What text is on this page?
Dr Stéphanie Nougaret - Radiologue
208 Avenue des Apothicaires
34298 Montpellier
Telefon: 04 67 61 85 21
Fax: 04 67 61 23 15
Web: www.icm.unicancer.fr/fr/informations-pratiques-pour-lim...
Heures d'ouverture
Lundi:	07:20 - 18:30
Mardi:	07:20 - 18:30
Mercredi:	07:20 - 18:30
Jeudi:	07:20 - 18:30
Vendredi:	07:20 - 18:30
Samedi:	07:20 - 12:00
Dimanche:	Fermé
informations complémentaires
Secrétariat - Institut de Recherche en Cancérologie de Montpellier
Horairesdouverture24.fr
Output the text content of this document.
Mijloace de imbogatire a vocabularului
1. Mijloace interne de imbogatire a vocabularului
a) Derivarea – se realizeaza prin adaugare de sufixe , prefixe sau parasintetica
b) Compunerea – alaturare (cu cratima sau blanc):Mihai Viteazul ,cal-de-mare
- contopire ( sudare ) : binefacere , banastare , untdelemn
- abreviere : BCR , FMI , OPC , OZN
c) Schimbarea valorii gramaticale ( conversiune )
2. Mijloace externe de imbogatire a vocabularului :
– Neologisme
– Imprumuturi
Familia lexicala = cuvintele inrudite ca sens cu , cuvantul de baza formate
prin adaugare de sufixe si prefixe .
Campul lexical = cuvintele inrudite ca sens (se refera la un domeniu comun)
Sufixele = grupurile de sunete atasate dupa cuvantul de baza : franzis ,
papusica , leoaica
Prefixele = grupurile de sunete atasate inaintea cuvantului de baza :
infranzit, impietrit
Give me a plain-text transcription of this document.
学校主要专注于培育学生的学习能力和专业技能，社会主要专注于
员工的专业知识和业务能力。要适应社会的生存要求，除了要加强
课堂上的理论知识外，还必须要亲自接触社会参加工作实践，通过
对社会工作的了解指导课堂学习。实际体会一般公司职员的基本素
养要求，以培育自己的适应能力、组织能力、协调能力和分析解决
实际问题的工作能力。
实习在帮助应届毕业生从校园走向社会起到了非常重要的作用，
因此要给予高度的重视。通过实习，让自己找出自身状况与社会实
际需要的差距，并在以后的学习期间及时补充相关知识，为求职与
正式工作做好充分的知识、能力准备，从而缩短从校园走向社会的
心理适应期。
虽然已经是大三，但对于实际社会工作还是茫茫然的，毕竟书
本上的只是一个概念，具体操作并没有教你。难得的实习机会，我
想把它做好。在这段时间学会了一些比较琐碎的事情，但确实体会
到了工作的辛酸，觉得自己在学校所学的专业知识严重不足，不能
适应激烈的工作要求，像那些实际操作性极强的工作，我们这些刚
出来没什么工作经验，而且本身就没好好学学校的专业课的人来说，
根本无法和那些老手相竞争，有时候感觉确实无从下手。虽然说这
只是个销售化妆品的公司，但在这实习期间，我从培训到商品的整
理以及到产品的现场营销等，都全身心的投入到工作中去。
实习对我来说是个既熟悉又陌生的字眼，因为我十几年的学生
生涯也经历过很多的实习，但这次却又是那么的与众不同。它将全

* * *

EXERCISE DESCRIPTION: Show the lines of the records that include the string "document".

WRITTEN SOLUTION:
Output the text content of this document.
Give me a plain-text transcription of this document.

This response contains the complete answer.